• QUOTED TEXT
Scream Factory’s third collection of Vincent Price films continues to show their love for the man, his work, and the genre films. All four films feature new HD masters and look fantastic, and the special features add informative commentaries, interviews, and marketing materials. The first disc features a 70+ minute interview with the brilliant Richard Matheson charting his career in film too, and we also get An Evening with Edgar Allan Poe, a TV special featuring Price bringing to life a handful of Poe’s stories. This is a highly recommended collection that once again is a must-own for Price fans.

[Blu-ray extras: Commentaries, interviews, TV episodes]

The 33

33 Chilean miners find themselves trapped when the mine they’re in collapses and leaves them buried alive 200 stories beneath the surface. The men below struggle with dwindling air, water, and food while those above struggle to rescue them with the world watching on television. The true story here ends as well as could be hoped, and the film captures the details of much of what transpired above and below the ground. It’s a manipulative execution, which is unsurprising, but the lean towards the rescue’s “miraculous” nature takes away from the actual human drama. These are real people ‐ both the victims and the rescuers ‐ but their contributions and existences are minimized in favor of appeals to faith.

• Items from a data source
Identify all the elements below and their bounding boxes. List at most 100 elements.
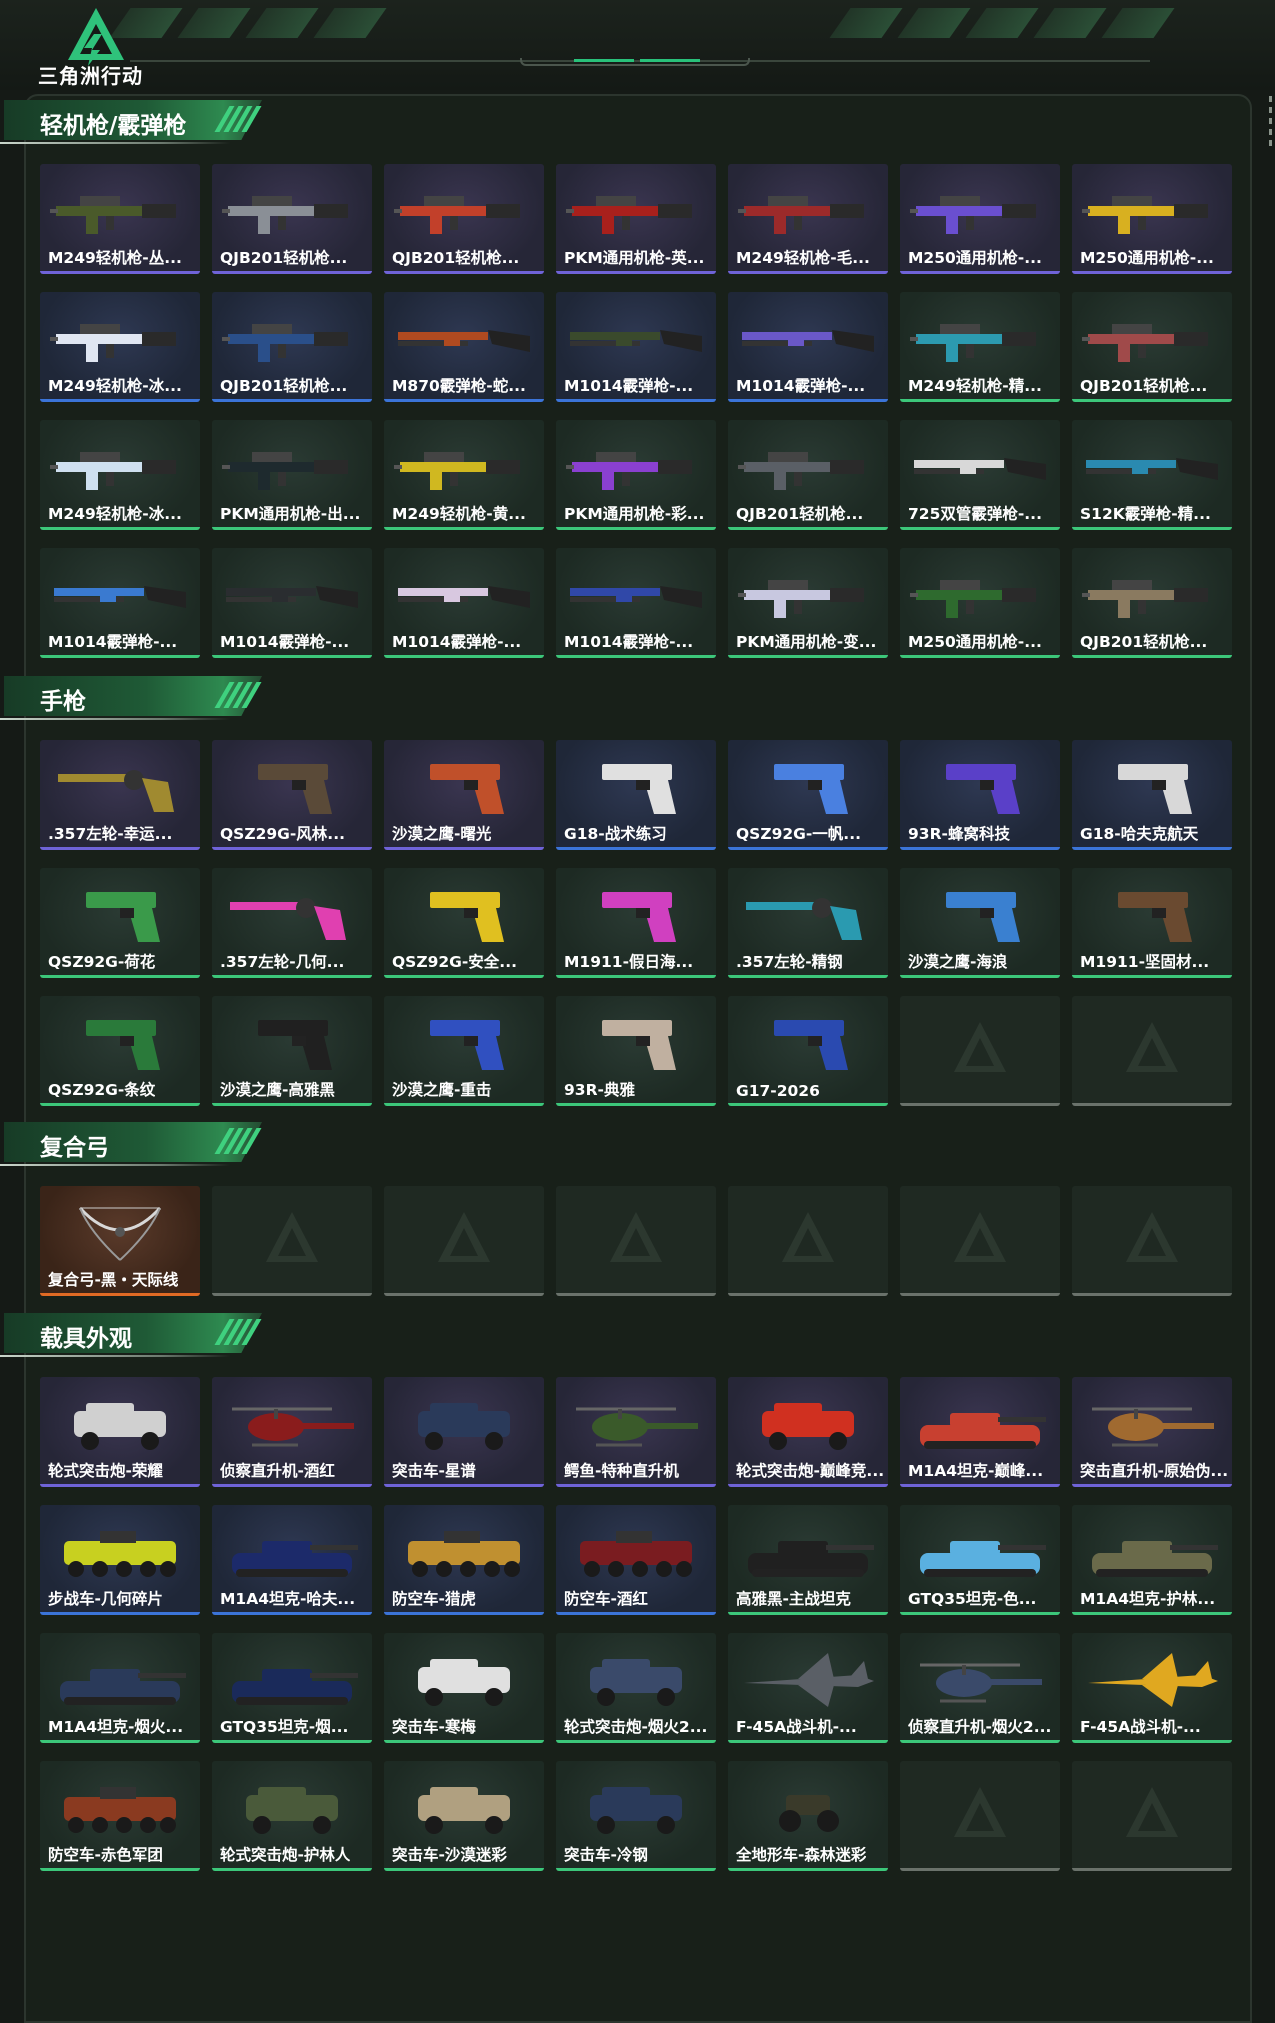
skin-card[interactable]: QSZ92G-一帆... bbox=[728, 740, 888, 850]
rarity-bar bbox=[384, 1484, 544, 1487]
rarity-bar bbox=[212, 1612, 372, 1615]
rarity-bar bbox=[900, 527, 1060, 530]
tank-icon bbox=[222, 1649, 362, 1711]
skin-card[interactable]: 复合弓-黑・天际线 bbox=[40, 1186, 200, 1296]
skin-card[interactable]: F-45A战斗机-... bbox=[728, 1633, 888, 1743]
skin-name: 突击车-星谱 bbox=[392, 1462, 476, 1480]
skin-card[interactable]: QJB201轻机枪... bbox=[212, 164, 372, 274]
skin-card[interactable]: 突击车-寒梅 bbox=[384, 1633, 544, 1743]
skin-card[interactable]: PKM通用机枪-变... bbox=[728, 548, 888, 658]
skin-card[interactable]: 突击直升机-原始伪... bbox=[1072, 1377, 1232, 1487]
skin-name: QJB201轻机枪... bbox=[392, 249, 520, 267]
skin-card[interactable]: G18-哈夫克航天 bbox=[1072, 740, 1232, 850]
skin-card[interactable]: 突击车-沙漠迷彩 bbox=[384, 1761, 544, 1871]
skin-card[interactable]: .357左轮-几何... bbox=[212, 868, 372, 978]
skin-card[interactable]: M249轻机枪-黄... bbox=[384, 420, 544, 530]
skin-card[interactable]: 全地形车-森林迷彩 bbox=[728, 1761, 888, 1871]
skin-card[interactable]: M1014霰弹枪-... bbox=[556, 292, 716, 402]
rarity-bar bbox=[556, 975, 716, 978]
skin-card[interactable]: PKM通用机枪-彩... bbox=[556, 420, 716, 530]
skin-card[interactable]: M249轻机枪-冰... bbox=[40, 292, 200, 402]
skin-card[interactable]: 725双管霰弹枪-... bbox=[900, 420, 1060, 530]
skin-card[interactable]: M250通用机枪-... bbox=[900, 164, 1060, 274]
skin-card[interactable]: 突击车-星谱 bbox=[384, 1377, 544, 1487]
scrollbar[interactable] bbox=[1267, 96, 1273, 156]
shotgun-icon bbox=[566, 564, 706, 626]
skin-card[interactable]: M1014霰弹枪-... bbox=[384, 548, 544, 658]
pistol-icon bbox=[394, 1012, 534, 1074]
skin-card[interactable]: QJB201轻机枪... bbox=[384, 164, 544, 274]
skin-card[interactable]: M249轻机枪-冰... bbox=[40, 420, 200, 530]
rarity-bar bbox=[40, 399, 200, 402]
rifle-icon bbox=[566, 436, 706, 498]
skin-card[interactable]: 防空车-酒红 bbox=[556, 1505, 716, 1615]
skin-card[interactable]: GTQ35坦克-烟... bbox=[212, 1633, 372, 1743]
skin-card[interactable]: QJB201轻机枪... bbox=[728, 420, 888, 530]
skin-card[interactable]: M249轻机枪-毛... bbox=[728, 164, 888, 274]
skin-card[interactable]: QSZ92G-荷花 bbox=[40, 868, 200, 978]
armored-car-icon bbox=[222, 1777, 362, 1839]
skin-card[interactable]: 轮式突击炮-护林人 bbox=[212, 1761, 372, 1871]
skin-card[interactable]: 侦察直升机-烟火2... bbox=[900, 1633, 1060, 1743]
skin-card[interactable]: 93R-蜂窝科技 bbox=[900, 740, 1060, 850]
empty-slot bbox=[384, 1186, 544, 1296]
skin-card[interactable]: S12K霰弹枪-精... bbox=[1072, 420, 1232, 530]
empty-slot bbox=[900, 996, 1060, 1106]
skin-card[interactable]: M1014霰弹枪-... bbox=[40, 548, 200, 658]
skin-card[interactable]: 轮式突击炮-荣耀 bbox=[40, 1377, 200, 1487]
skin-card[interactable]: M250通用机枪-... bbox=[1072, 164, 1232, 274]
skin-card[interactable]: M249轻机枪-精... bbox=[900, 292, 1060, 402]
skin-card[interactable]: 沙漠之鹰-重击 bbox=[384, 996, 544, 1106]
skin-card[interactable]: G17-2026 bbox=[728, 996, 888, 1106]
helicopter-icon bbox=[1082, 1393, 1222, 1455]
skin-card[interactable]: M1A4坦克-哈夫... bbox=[212, 1505, 372, 1615]
skin-card[interactable]: M1911-假日海... bbox=[556, 868, 716, 978]
skin-card[interactable]: M250通用机枪-... bbox=[900, 548, 1060, 658]
skin-card[interactable]: 防空车-猎虎 bbox=[384, 1505, 544, 1615]
skin-card[interactable]: 防空车-赤色军团 bbox=[40, 1761, 200, 1871]
skin-card[interactable]: M870霰弹枪-蛇... bbox=[384, 292, 544, 402]
skin-card[interactable]: M1A4坦克-巅峰... bbox=[900, 1377, 1060, 1487]
skin-name: M249轻机枪-精... bbox=[908, 377, 1042, 395]
skin-card[interactable]: PKM通用机枪-出... bbox=[212, 420, 372, 530]
skin-card[interactable]: M1A4坦克-护林... bbox=[1072, 1505, 1232, 1615]
skin-card[interactable]: M249轻机枪-丛... bbox=[40, 164, 200, 274]
rarity-bar bbox=[1072, 1484, 1232, 1487]
skin-card[interactable]: QSZ92G-条纹 bbox=[40, 996, 200, 1106]
skin-card[interactable]: QSZ29G-风林... bbox=[212, 740, 372, 850]
skin-card[interactable]: G18-战术练习 bbox=[556, 740, 716, 850]
skin-card[interactable]: 侦察直升机-酒红 bbox=[212, 1377, 372, 1487]
skin-name: 防空车-赤色军团 bbox=[48, 1846, 163, 1864]
skin-card[interactable]: QJB201轻机枪... bbox=[1072, 292, 1232, 402]
rarity-bar bbox=[384, 1612, 544, 1615]
skin-card[interactable]: QJB201轻机枪... bbox=[1072, 548, 1232, 658]
skin-card[interactable]: M1014霰弹枪-... bbox=[728, 292, 888, 402]
pistol-icon bbox=[566, 756, 706, 818]
skin-card[interactable]: .357左轮-精钢 bbox=[728, 868, 888, 978]
skin-name: M1A4坦克-哈夫... bbox=[220, 1590, 356, 1608]
skin-card[interactable]: GTQ35坦克-色... bbox=[900, 1505, 1060, 1615]
skin-card[interactable]: QSZ92G-安全... bbox=[384, 868, 544, 978]
skin-card[interactable]: 沙漠之鹰-曙光 bbox=[384, 740, 544, 850]
skin-card[interactable]: QJB201轻机枪... bbox=[212, 292, 372, 402]
skin-card[interactable]: PKM通用机枪-英... bbox=[556, 164, 716, 274]
rifle-icon bbox=[222, 436, 362, 498]
skin-card[interactable]: M1A4坦克-烟火... bbox=[40, 1633, 200, 1743]
skin-card[interactable]: 轮式突击炮-烟火2... bbox=[556, 1633, 716, 1743]
skin-card[interactable]: 高雅黑-主战坦克 bbox=[728, 1505, 888, 1615]
skin-card[interactable]: 沙漠之鹰-海浪 bbox=[900, 868, 1060, 978]
skin-card[interactable]: 93R-典雅 bbox=[556, 996, 716, 1106]
skin-card[interactable]: 鳄鱼-特种直升机 bbox=[556, 1377, 716, 1487]
skin-card[interactable]: F-45A战斗机-... bbox=[1072, 1633, 1232, 1743]
skin-card[interactable]: M1014霰弹枪-... bbox=[556, 548, 716, 658]
empty-slot bbox=[900, 1186, 1060, 1296]
skin-name: 突击车-沙漠迷彩 bbox=[392, 1846, 507, 1864]
rarity-bar bbox=[1072, 655, 1232, 658]
skin-card[interactable]: M1014霰弹枪-... bbox=[212, 548, 372, 658]
skin-card[interactable]: 步战车-几何碎片 bbox=[40, 1505, 200, 1615]
skin-card[interactable]: 轮式突击炮-巅峰竞... bbox=[728, 1377, 888, 1487]
skin-card[interactable]: .357左轮-幸运... bbox=[40, 740, 200, 850]
skin-card[interactable]: M1911-坚固材... bbox=[1072, 868, 1232, 978]
skin-card[interactable]: 沙漠之鹰-高雅黑 bbox=[212, 996, 372, 1106]
skin-card[interactable]: 突击车-冷钢 bbox=[556, 1761, 716, 1871]
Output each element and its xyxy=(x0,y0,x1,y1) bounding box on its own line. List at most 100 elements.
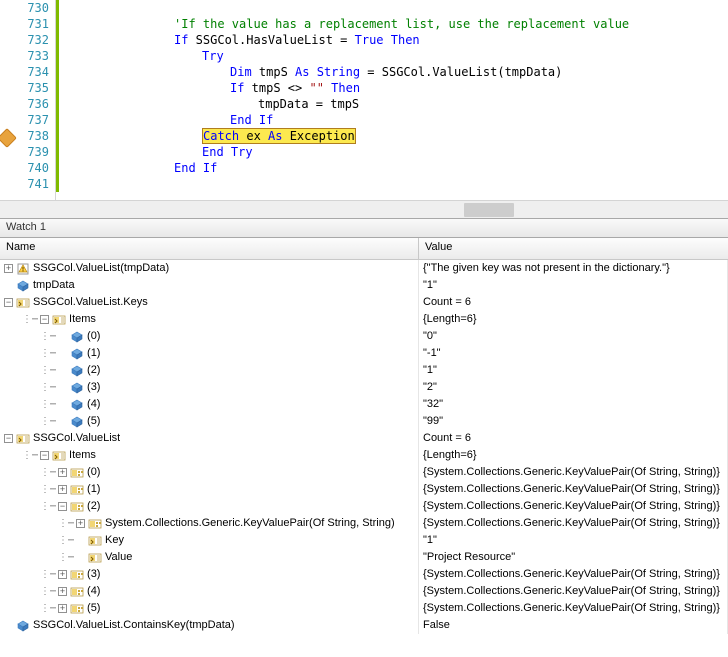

• SET OF TASKS
1/ Answer these from the review text:
(a) How many films are in Scream Factory's third collection of Vincent Price films?
(b) How long is the Richard Matheson interview on the first disc?
(c) How far beneath the surface are the 33 miners buried?
2/ Pick up the review text right after its final sentence and keep writing in the same style.

• PER-TASK ANSWERS
1/
(a) Four films.
(b) More than 70 minutes.
(c) 200 stories.

2/
[Blu-ray/DVD extras: Featurettes]

Black Mass

James “Whitey” Bulger (Johnny Depp) is a vicious hood working all manner of schemes on the streets of Boston, and as a local boy he commands both respect and fear from those around him. He cuts a memorable path through the criminal element both for his reputation for violence and his menacing appearance, but his efforts to bring the Winter Hill Gang ‐ a collective term for specific members of Boston’s criminal element ‐ to greater power are stymied by the increasing presence of the Italian mafia. Opportunity arrives in the form of FBI Agent John Connelly (Joel Edgerton), himself a local boy hoping to climb the ranks, who cuts a deal with his old friend Bulger that’s beneficial to them both. Connelly’s zeal in taking down”the mafia” ‐ and his desire to stay chummy with his childhood friend ‐ leaves him turning a blind eye to Bulger’s own burgeoning criminal activity involving murder, the IRA, and jai alai. This is ostensibly the story of Bulger’s bloody rise to power and the various people who fell around him during his ascent, but in practice he’s little more than a charismatic monster who ends the film exactly as he begins it. The film returns to him again and again for highlights and elaborate pontifications, but the only character who appears to be on an arc is Connelly. That probably wouldn’t be so bad if it weren’t for the unfortunate fact that Connelly is under-written and over-acted. We’re left with a collection of performances, some good and some less so, but the story is missing.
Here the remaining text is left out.